(Stated exercise) Extract every record, keeping each one exactly as it is.

Excerpts from a figure dataset
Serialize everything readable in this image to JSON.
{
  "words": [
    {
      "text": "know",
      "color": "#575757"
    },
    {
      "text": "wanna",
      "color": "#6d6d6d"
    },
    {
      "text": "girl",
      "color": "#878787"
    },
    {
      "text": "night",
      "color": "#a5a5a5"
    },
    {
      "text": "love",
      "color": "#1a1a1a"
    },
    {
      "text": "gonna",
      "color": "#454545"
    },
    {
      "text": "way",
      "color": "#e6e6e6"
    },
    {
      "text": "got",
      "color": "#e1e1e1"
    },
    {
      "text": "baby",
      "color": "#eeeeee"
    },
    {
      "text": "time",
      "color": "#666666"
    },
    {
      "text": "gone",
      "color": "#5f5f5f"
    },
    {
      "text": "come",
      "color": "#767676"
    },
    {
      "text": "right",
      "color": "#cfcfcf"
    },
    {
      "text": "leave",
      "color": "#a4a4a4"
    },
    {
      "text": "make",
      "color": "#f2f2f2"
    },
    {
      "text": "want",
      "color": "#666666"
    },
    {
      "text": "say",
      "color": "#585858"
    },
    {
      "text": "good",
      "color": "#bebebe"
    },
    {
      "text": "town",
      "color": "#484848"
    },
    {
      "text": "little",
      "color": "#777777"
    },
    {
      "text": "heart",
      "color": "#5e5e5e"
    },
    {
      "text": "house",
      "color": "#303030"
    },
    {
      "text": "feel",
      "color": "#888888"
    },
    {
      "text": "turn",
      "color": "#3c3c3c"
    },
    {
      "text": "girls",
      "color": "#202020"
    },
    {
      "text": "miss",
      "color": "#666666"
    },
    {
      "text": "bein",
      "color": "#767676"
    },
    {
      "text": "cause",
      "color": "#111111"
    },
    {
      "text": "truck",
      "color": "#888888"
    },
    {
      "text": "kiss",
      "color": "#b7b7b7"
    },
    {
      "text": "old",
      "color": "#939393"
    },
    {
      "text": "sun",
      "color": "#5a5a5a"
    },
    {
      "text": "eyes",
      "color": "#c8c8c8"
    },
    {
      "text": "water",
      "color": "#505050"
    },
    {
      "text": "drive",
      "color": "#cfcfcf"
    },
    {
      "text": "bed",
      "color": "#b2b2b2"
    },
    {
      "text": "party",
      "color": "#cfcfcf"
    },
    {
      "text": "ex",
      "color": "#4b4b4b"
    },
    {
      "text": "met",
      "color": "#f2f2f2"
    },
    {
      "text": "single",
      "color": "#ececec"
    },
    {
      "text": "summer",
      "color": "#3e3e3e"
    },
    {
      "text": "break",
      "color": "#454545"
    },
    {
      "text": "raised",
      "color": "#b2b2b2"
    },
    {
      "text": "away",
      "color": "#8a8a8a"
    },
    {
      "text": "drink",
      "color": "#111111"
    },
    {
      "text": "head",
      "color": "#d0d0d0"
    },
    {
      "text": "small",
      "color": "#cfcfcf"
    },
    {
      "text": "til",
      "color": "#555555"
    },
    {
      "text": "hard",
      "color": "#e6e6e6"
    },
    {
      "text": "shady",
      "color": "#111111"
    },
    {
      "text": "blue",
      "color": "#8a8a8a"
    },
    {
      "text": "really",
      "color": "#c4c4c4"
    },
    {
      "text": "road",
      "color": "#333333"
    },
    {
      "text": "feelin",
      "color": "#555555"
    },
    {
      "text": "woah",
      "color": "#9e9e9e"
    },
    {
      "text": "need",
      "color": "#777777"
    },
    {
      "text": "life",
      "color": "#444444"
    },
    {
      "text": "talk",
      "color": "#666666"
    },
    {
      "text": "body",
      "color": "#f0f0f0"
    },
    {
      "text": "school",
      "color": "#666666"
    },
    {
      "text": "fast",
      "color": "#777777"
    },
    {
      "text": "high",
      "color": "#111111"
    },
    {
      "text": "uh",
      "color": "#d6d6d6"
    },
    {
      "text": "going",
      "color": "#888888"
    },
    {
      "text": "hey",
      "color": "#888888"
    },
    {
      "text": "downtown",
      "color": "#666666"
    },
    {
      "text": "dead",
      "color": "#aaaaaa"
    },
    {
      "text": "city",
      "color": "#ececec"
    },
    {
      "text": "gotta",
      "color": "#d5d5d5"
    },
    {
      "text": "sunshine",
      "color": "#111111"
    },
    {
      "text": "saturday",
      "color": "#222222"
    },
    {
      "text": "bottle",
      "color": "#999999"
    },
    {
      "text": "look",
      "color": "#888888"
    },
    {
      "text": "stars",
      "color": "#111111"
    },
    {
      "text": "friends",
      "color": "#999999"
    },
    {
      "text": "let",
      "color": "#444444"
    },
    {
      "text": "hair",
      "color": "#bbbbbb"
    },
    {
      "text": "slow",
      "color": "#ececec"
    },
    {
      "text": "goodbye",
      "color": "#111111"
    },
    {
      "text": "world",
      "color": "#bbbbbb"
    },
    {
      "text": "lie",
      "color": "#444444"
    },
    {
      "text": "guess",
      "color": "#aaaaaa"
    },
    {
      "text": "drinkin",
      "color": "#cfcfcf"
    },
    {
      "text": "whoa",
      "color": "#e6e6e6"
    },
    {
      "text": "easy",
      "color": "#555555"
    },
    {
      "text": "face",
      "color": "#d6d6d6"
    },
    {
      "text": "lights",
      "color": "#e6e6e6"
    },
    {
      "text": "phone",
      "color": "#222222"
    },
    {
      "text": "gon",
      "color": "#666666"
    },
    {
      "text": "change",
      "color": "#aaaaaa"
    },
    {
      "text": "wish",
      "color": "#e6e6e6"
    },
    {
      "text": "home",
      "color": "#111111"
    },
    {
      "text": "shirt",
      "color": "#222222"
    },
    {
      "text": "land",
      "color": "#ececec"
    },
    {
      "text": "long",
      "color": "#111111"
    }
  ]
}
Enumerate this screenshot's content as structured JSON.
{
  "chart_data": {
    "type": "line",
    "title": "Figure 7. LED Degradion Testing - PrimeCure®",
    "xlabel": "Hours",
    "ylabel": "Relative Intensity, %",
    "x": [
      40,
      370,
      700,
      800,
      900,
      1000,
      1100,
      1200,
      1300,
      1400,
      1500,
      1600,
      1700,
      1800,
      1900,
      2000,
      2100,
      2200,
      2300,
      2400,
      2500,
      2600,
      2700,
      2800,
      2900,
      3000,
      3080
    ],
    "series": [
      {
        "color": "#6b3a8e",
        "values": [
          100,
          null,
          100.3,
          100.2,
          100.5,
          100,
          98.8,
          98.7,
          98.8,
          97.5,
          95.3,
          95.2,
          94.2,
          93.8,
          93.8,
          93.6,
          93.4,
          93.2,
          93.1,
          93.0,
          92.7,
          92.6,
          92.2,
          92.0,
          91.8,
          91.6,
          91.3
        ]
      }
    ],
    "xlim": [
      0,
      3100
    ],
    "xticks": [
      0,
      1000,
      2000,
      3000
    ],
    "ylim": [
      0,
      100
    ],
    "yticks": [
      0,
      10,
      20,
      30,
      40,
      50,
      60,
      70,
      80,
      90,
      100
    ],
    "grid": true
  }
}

(Answer below)
Serialize everything readable in this image to JSON.
{
  "words": [
    {
      "text": "know",
      "color": "#575757"
    },
    {
      "text": "wanna",
      "color": "#6d6d6d"
    },
    {
      "text": "girl",
      "color": "#878787"
    },
    {
      "text": "night",
      "color": "#a5a5a5"
    },
    {
      "text": "love",
      "color": "#1a1a1a"
    },
    {
      "text": "gonna",
      "color": "#454545"
    },
    {
      "text": "way",
      "color": "#e6e6e6"
    },
    {
      "text": "got",
      "color": "#e1e1e1"
    },
    {
      "text": "baby",
      "color": "#eeeeee"
    },
    {
      "text": "time",
      "color": "#666666"
    },
    {
      "text": "gone",
      "color": "#5f5f5f"
    },
    {
      "text": "come",
      "color": "#767676"
    },
    {
      "text": "right",
      "color": "#cfcfcf"
    },
    {
      "text": "leave",
      "color": "#a4a4a4"
    },
    {
      "text": "make",
      "color": "#f2f2f2"
    },
    {
      "text": "want",
      "color": "#666666"
    },
    {
      "text": "say",
      "color": "#585858"
    },
    {
      "text": "good",
      "color": "#bebebe"
    },
    {
      "text": "town",
      "color": "#484848"
    },
    {
      "text": "little",
      "color": "#777777"
    },
    {
      "text": "heart",
      "color": "#5e5e5e"
    },
    {
      "text": "house",
      "color": "#303030"
    },
    {
      "text": "feel",
      "color": "#888888"
    },
    {
      "text": "turn",
      "color": "#3c3c3c"
    },
    {
      "text": "girls",
      "color": "#202020"
    },
    {
      "text": "miss",
      "color": "#666666"
    },
    {
      "text": "bein",
      "color": "#767676"
    },
    {
      "text": "cause",
      "color": "#111111"
    },
    {
      "text": "truck",
      "color": "#888888"
    },
    {
      "text": "kiss",
      "color": "#b7b7b7"
    },
    {
      "text": "old",
      "color": "#939393"
    },
    {
      "text": "sun",
      "color": "#5a5a5a"
    },
    {
      "text": "eyes",
      "color": "#c8c8c8"
    },
    {
      "text": "water",
      "color": "#505050"
    },
    {
      "text": "drive",
      "color": "#cfcfcf"
    },
    {
      "text": "bed",
      "color": "#b2b2b2"
    },
    {
      "text": "party",
      "color": "#cfcfcf"
    },
    {
      "text": "ex",
      "color": "#4b4b4b"
    },
    {
      "text": "met",
      "color": "#f2f2f2"
    },
    {
      "text": "single",
      "color": "#ececec"
    },
    {
      "text": "summer",
      "color": "#3e3e3e"
    },
    {
      "text": "break",
      "color": "#454545"
    },
    {
      "text": "raised",
      "color": "#b2b2b2"
    },
    {
      "text": "away",
      "color": "#8a8a8a"
    },
    {
      "text": "drink",
      "color": "#111111"
    },
    {
      "text": "head",
      "color": "#d0d0d0"
    },
    {
      "text": "small",
      "color": "#cfcfcf"
    },
    {
      "text": "til",
      "color": "#555555"
    },
    {
      "text": "hard",
      "color": "#e6e6e6"
    },
    {
      "text": "shady",
      "color": "#111111"
    },
    {
      "text": "blue",
      "color": "#8a8a8a"
    },
    {
      "text": "really",
      "color": "#c4c4c4"
    },
    {
      "text": "road",
      "color": "#333333"
    },
    {
      "text": "feelin",
      "color": "#555555"
    },
    {
      "text": "woah",
      "color": "#9e9e9e"
    },
    {
      "text": "need",
      "color": "#777777"
    },
    {
      "text": "life",
      "color": "#444444"
    },
    {
      "text": "talk",
      "color": "#666666"
    },
    {
      "text": "body",
      "color": "#f0f0f0"
    },
    {
      "text": "school",
      "color": "#666666"
    },
    {
      "text": "fast",
      "color": "#777777"
    },
    {
      "text": "high",
      "color": "#111111"
    },
    {
      "text": "uh",
      "color": "#d6d6d6"
    },
    {
      "text": "going",
      "color": "#888888"
    },
    {
      "text": "hey",
      "color": "#888888"
    },
    {
      "text": "downtown",
      "color": "#666666"
    },
    {
      "text": "dead",
      "color": "#aaaaaa"
    },
    {
      "text": "city",
      "color": "#ececec"
    },
    {
      "text": "gotta",
      "color": "#d5d5d5"
    },
    {
      "text": "sunshine",
      "color": "#111111"
    },
    {
      "text": "saturday",
      "color": "#222222"
    },
    {
      "text": "bottle",
      "color": "#999999"
    },
    {
      "text": "look",
      "color": "#888888"
    },
    {
      "text": "stars",
      "color": "#111111"
    },
    {
      "text": "friends",
      "color": "#999999"
    },
    {
      "text": "let",
      "color": "#444444"
    },
    {
      "text": "hair",
      "color": "#bbbbbb"
    },
    {
      "text": "slow",
      "color": "#ececec"
    },
    {
      "text": "goodbye",
      "color": "#111111"
    },
    {
      "text": "world",
      "color": "#bbbbbb"
    },
    {
      "text": "lie",
      "color": "#444444"
    },
    {
      "text": "guess",
      "color": "#aaaaaa"
    },
    {
      "text": "drinkin",
      "color": "#cfcfcf"
    },
    {
      "text": "whoa",
      "color": "#e6e6e6"
    },
    {
      "text": "easy",
      "color": "#555555"
    },
    {
      "text": "face",
      "color": "#d6d6d6"
    },
    {
      "text": "lights",
      "color": "#e6e6e6"
    },
    {
      "text": "phone",
      "color": "#222222"
    },
    {
      "text": "gon",
      "color": "#666666"
    },
    {
      "text": "change",
      "color": "#aaaaaa"
    },
    {
      "text": "wish",
      "color": "#e6e6e6"
    },
    {
      "text": "home",
      "color": "#111111"
    },
    {
      "text": "shirt",
      "color": "#222222"
    },
    {
      "text": "land",
      "color": "#ececec"
    },
    {
      "text": "long",
      "color": "#111111"
    }
  ]
}
Enumerate this screenshot's content as structured JSON.
{
  "chart_data": {
    "type": "line",
    "title": "Figure 7. LED Degradion Testing - PrimeCure®",
    "xlabel": "Hours",
    "ylabel": "Relative Intensity, %",
    "x": [
      40,
      370,
      700,
      800,
      900,
      1000,
      1100,
      1200,
      1300,
      1400,
      1500,
      1600,
      1700,
      1800,
      1900,
      2000,
      2100,
      2200,
      2300,
      2400,
      2500,
      2600,
      2700,
      2800,
      2900,
      3000,
      3080
    ],
    "series": [
      {
        "color": "#6b3a8e",
        "values": [
          100,
          null,
          100.3,
          100.2,
          100.5,
          100,
          98.8,
          98.7,
          98.8,
          97.5,
          95.3,
          95.2,
          94.2,
          93.8,
          93.8,
          93.6,
          93.4,
          93.2,
          93.1,
          93.0,
          92.7,
          92.6,
          92.2,
          92.0,
          91.8,
          91.6,
          91.3
        ]
      }
    ],
    "xlim": [
      0,
      3100
    ],
    "xticks": [
      0,
      1000,
      2000,
      3000
    ],
    "ylim": [
      0,
      100
    ],
    "yticks": [
      0,
      10,
      20,
      30,
      40,
      50,
      60,
      70,
      80,
      90,
      100
    ],
    "grid": true
  }
}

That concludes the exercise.